Collected data entries:
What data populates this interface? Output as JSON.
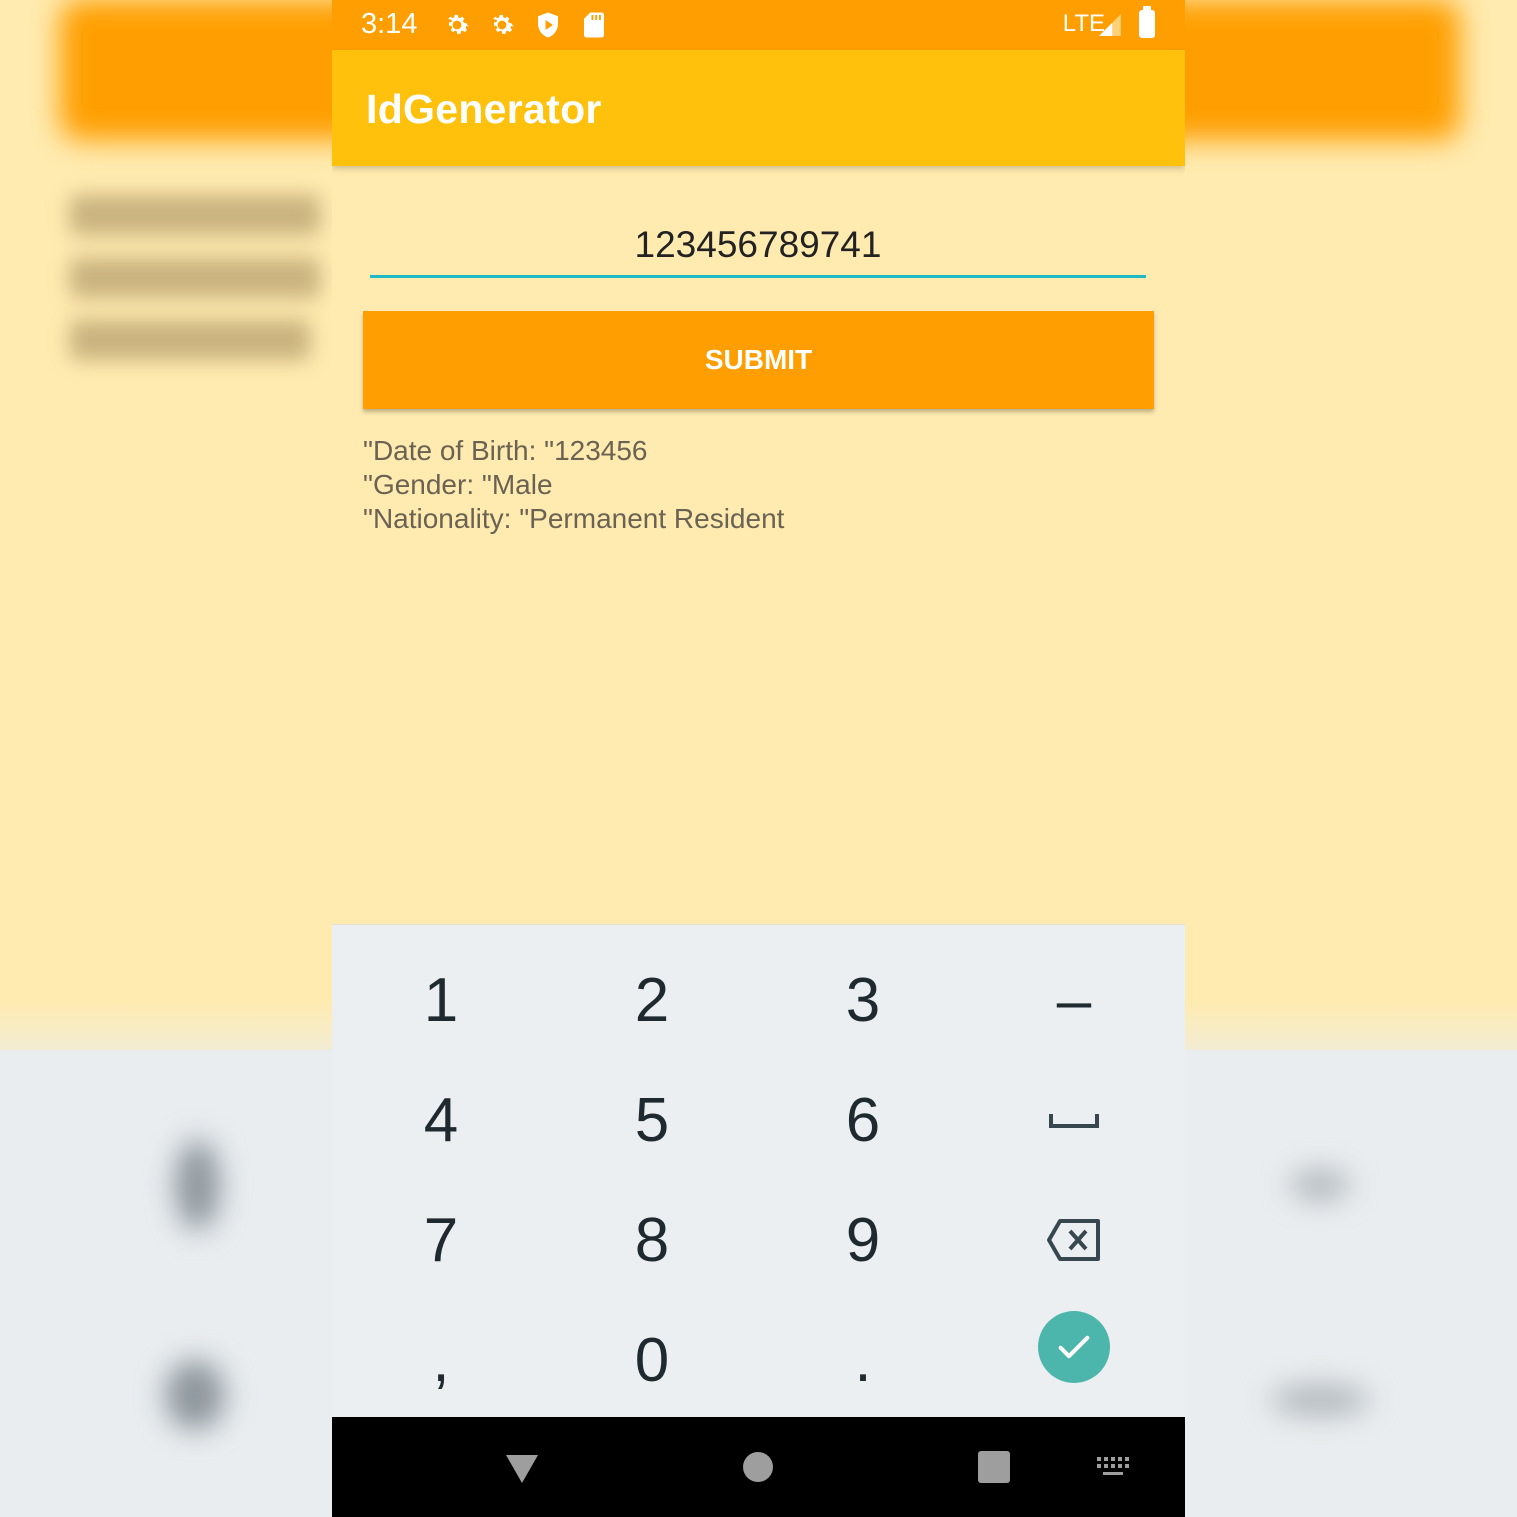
{
  "status_bar": {
    "time": "3:14",
    "network": "LTE",
    "icons": [
      "settings-icon",
      "settings-icon",
      "shield-play-icon",
      "sd-card-icon",
      "signal-icon",
      "battery-icon"
    ]
  },
  "app": {
    "title": "IdGenerator"
  },
  "form": {
    "id_value": "123456789741",
    "submit_label": "SUBMIT"
  },
  "results": {
    "date_of_birth": "\"Date of Birth: \"123456",
    "gender": "\"Gender: \"Male",
    "nationality": "\"Nationality: \"Permanent Resident"
  },
  "keyboard": {
    "row1": [
      "1",
      "2",
      "3",
      "–"
    ],
    "row2": [
      "4",
      "5",
      "6"
    ],
    "row3": [
      "7",
      "8",
      "9"
    ],
    "row4": [
      ",",
      "0",
      "."
    ],
    "icons": [
      "space-icon",
      "backspace-icon",
      "done-check-icon"
    ]
  },
  "nav_bar": {
    "icons": [
      "back-icon",
      "home-icon",
      "recents-icon",
      "keyboard-switch-icon"
    ]
  },
  "colors": {
    "status_bar": "#ff9e00",
    "app_bar": "#ffc10b",
    "background": "#ffebb0",
    "accent": "#1fb9c6",
    "submit": "#ff9e00",
    "keyboard": "#eceff1",
    "done_key": "#4db6ac"
  }
}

Your goal:
Pictures are to be left out; the records above must be repeated word for word.

Response below:
What data populates this interface? Output as JSON.
{
  "status_bar": {
    "time": "3:14",
    "network": "LTE",
    "icons": [
      "settings-icon",
      "settings-icon",
      "shield-play-icon",
      "sd-card-icon",
      "signal-icon",
      "battery-icon"
    ]
  },
  "app": {
    "title": "IdGenerator"
  },
  "form": {
    "id_value": "123456789741",
    "submit_label": "SUBMIT"
  },
  "results": {
    "date_of_birth": "\"Date of Birth: \"123456",
    "gender": "\"Gender: \"Male",
    "nationality": "\"Nationality: \"Permanent Resident"
  },
  "keyboard": {
    "row1": [
      "1",
      "2",
      "3",
      "–"
    ],
    "row2": [
      "4",
      "5",
      "6"
    ],
    "row3": [
      "7",
      "8",
      "9"
    ],
    "row4": [
      ",",
      "0",
      "."
    ],
    "icons": [
      "space-icon",
      "backspace-icon",
      "done-check-icon"
    ]
  },
  "nav_bar": {
    "icons": [
      "back-icon",
      "home-icon",
      "recents-icon",
      "keyboard-switch-icon"
    ]
  },
  "colors": {
    "status_bar": "#ff9e00",
    "app_bar": "#ffc10b",
    "background": "#ffebb0",
    "accent": "#1fb9c6",
    "submit": "#ff9e00",
    "keyboard": "#eceff1",
    "done_key": "#4db6ac"
  }
}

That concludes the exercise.